- [Aim of the exercise] Return all of the entries exactly as written.

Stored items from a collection
▬▬▬▬▬▬▬▬▬▬

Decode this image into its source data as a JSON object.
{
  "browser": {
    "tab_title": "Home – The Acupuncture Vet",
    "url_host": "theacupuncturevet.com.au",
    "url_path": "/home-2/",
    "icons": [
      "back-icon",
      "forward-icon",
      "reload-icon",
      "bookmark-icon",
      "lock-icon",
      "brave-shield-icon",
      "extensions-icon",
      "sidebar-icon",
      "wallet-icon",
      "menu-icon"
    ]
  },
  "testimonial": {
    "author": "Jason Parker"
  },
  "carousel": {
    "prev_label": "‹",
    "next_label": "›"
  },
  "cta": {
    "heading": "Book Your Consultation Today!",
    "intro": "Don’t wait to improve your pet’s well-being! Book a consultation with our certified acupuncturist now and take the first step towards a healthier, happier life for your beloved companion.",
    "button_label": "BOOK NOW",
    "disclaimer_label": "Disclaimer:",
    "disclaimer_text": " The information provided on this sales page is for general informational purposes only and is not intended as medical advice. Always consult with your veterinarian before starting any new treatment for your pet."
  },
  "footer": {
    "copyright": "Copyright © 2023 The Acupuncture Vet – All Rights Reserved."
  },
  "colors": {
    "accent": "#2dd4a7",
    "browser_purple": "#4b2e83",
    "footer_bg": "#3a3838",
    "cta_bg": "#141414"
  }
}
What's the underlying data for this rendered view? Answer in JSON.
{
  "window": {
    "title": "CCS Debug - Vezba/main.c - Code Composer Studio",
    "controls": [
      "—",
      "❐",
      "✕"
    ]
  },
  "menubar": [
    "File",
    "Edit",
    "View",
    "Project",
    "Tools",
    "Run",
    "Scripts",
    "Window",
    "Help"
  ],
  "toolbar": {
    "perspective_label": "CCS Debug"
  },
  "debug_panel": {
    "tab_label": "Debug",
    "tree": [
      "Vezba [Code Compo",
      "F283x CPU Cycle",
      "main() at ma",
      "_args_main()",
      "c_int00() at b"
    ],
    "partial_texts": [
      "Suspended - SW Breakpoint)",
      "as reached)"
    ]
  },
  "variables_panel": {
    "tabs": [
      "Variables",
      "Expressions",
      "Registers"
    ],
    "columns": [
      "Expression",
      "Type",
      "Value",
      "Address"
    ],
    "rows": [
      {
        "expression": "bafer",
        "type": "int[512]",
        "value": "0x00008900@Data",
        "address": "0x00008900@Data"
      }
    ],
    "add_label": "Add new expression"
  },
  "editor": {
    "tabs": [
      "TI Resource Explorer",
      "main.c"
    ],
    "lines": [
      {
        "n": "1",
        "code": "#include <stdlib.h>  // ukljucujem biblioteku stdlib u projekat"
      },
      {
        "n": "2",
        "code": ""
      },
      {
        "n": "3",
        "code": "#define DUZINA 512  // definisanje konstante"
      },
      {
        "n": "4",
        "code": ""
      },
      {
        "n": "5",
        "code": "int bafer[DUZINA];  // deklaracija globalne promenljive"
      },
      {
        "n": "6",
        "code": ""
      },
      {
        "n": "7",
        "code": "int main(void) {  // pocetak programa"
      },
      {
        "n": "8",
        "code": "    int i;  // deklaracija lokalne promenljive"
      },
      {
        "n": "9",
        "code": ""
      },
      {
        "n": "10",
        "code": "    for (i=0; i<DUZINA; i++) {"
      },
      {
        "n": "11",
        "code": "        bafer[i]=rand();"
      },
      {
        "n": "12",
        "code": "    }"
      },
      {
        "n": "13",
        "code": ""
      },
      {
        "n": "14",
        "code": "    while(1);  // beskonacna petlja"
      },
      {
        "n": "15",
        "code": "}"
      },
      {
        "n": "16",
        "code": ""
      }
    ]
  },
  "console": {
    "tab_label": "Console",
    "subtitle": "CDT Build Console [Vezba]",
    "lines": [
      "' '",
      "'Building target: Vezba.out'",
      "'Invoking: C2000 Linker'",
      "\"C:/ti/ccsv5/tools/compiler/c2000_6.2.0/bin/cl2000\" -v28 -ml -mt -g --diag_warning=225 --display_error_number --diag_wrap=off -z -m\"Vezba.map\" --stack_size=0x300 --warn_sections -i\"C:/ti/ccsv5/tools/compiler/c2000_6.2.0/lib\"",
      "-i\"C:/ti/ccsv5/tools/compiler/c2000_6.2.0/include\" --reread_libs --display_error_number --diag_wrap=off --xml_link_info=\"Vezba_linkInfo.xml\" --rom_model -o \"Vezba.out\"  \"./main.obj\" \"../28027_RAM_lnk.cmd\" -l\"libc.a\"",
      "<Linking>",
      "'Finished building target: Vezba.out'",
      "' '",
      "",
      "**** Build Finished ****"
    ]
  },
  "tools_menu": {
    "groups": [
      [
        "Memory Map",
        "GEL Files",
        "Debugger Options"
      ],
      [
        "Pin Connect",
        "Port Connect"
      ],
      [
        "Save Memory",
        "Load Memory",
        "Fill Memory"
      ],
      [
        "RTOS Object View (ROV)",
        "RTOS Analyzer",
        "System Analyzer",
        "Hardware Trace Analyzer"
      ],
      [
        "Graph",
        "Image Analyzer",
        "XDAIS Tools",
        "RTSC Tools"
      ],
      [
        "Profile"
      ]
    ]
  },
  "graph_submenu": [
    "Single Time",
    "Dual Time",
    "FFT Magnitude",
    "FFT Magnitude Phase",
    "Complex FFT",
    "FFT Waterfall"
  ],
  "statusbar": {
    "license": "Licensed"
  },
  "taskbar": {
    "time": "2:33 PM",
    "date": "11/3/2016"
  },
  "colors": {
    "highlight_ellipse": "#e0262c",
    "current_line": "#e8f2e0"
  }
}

▬▬▬▬▬▬▬▬▬▬

- [Result of this task]
Decode this image into its source data as a JSON object.
{
  "browser": {
    "tab_title": "Home – The Acupuncture Vet",
    "url_host": "theacupuncturevet.com.au",
    "url_path": "/home-2/",
    "icons": [
      "back-icon",
      "forward-icon",
      "reload-icon",
      "bookmark-icon",
      "lock-icon",
      "brave-shield-icon",
      "extensions-icon",
      "sidebar-icon",
      "wallet-icon",
      "menu-icon"
    ]
  },
  "testimonial": {
    "author": "Jason Parker"
  },
  "carousel": {
    "prev_label": "‹",
    "next_label": "›"
  },
  "cta": {
    "heading": "Book Your Consultation Today!",
    "intro": "Don’t wait to improve your pet’s well-being! Book a consultation with our certified acupuncturist now and take the first step towards a healthier, happier life for your beloved companion.",
    "button_label": "BOOK NOW",
    "disclaimer_label": "Disclaimer:",
    "disclaimer_text": " The information provided on this sales page is for general informational purposes only and is not intended as medical advice. Always consult with your veterinarian before starting any new treatment for your pet."
  },
  "footer": {
    "copyright": "Copyright © 2023 The Acupuncture Vet – All Rights Reserved."
  },
  "colors": {
    "accent": "#2dd4a7",
    "browser_purple": "#4b2e83",
    "footer_bg": "#3a3838",
    "cta_bg": "#141414"
  }
}
What's the underlying data for this rendered view? Answer in JSON.
{
  "window": {
    "title": "CCS Debug - Vezba/main.c - Code Composer Studio",
    "controls": [
      "—",
      "❐",
      "✕"
    ]
  },
  "menubar": [
    "File",
    "Edit",
    "View",
    "Project",
    "Tools",
    "Run",
    "Scripts",
    "Window",
    "Help"
  ],
  "toolbar": {
    "perspective_label": "CCS Debug"
  },
  "debug_panel": {
    "tab_label": "Debug",
    "tree": [
      "Vezba [Code Compo",
      "F283x CPU Cycle",
      "main() at ma",
      "_args_main()",
      "c_int00() at b"
    ],
    "partial_texts": [
      "Suspended - SW Breakpoint)",
      "as reached)"
    ]
  },
  "variables_panel": {
    "tabs": [
      "Variables",
      "Expressions",
      "Registers"
    ],
    "columns": [
      "Expression",
      "Type",
      "Value",
      "Address"
    ],
    "rows": [
      {
        "expression": "bafer",
        "type": "int[512]",
        "value": "0x00008900@Data",
        "address": "0x00008900@Data"
      }
    ],
    "add_label": "Add new expression"
  },
  "editor": {
    "tabs": [
      "TI Resource Explorer",
      "main.c"
    ],
    "lines": [
      {
        "n": "1",
        "code": "#include <stdlib.h>  // ukljucujem biblioteku stdlib u projekat"
      },
      {
        "n": "2",
        "code": ""
      },
      {
        "n": "3",
        "code": "#define DUZINA 512  // definisanje konstante"
      },
      {
        "n": "4",
        "code": ""
      },
      {
        "n": "5",
        "code": "int bafer[DUZINA];  // deklaracija globalne promenljive"
      },
      {
        "n": "6",
        "code": ""
      },
      {
        "n": "7",
        "code": "int main(void) {  // pocetak programa"
      },
      {
        "n": "8",
        "code": "    int i;  // deklaracija lokalne promenljive"
      },
      {
        "n": "9",
        "code": ""
      },
      {
        "n": "10",
        "code": "    for (i=0; i<DUZINA; i++) {"
      },
      {
        "n": "11",
        "code": "        bafer[i]=rand();"
      },
      {
        "n": "12",
        "code": "    }"
      },
      {
        "n": "13",
        "code": ""
      },
      {
        "n": "14",
        "code": "    while(1);  // beskonacna petlja"
      },
      {
        "n": "15",
        "code": "}"
      },
      {
        "n": "16",
        "code": ""
      }
    ]
  },
  "console": {
    "tab_label": "Console",
    "subtitle": "CDT Build Console [Vezba]",
    "lines": [
      "' '",
      "'Building target: Vezba.out'",
      "'Invoking: C2000 Linker'",
      "\"C:/ti/ccsv5/tools/compiler/c2000_6.2.0/bin/cl2000\" -v28 -ml -mt -g --diag_warning=225 --display_error_number --diag_wrap=off -z -m\"Vezba.map\" --stack_size=0x300 --warn_sections -i\"C:/ti/ccsv5/tools/compiler/c2000_6.2.0/lib\"",
      "-i\"C:/ti/ccsv5/tools/compiler/c2000_6.2.0/include\" --reread_libs --display_error_number --diag_wrap=off --xml_link_info=\"Vezba_linkInfo.xml\" --rom_model -o \"Vezba.out\"  \"./main.obj\" \"../28027_RAM_lnk.cmd\" -l\"libc.a\"",
      "<Linking>",
      "'Finished building target: Vezba.out'",
      "' '",
      "",
      "**** Build Finished ****"
    ]
  },
  "tools_menu": {
    "groups": [
      [
        "Memory Map",
        "GEL Files",
        "Debugger Options"
      ],
      [
        "Pin Connect",
        "Port Connect"
      ],
      [
        "Save Memory",
        "Load Memory",
        "Fill Memory"
      ],
      [
        "RTOS Object View (ROV)",
        "RTOS Analyzer",
        "System Analyzer",
        "Hardware Trace Analyzer"
      ],
      [
        "Graph",
        "Image Analyzer",
        "XDAIS Tools",
        "RTSC Tools"
      ],
      [
        "Profile"
      ]
    ]
  },
  "graph_submenu": [
    "Single Time",
    "Dual Time",
    "FFT Magnitude",
    "FFT Magnitude Phase",
    "Complex FFT",
    "FFT Waterfall"
  ],
  "statusbar": {
    "license": "Licensed"
  },
  "taskbar": {
    "time": "2:33 PM",
    "date": "11/3/2016"
  },
  "colors": {
    "highlight_ellipse": "#e0262c",
    "current_line": "#e8f2e0"
  }
}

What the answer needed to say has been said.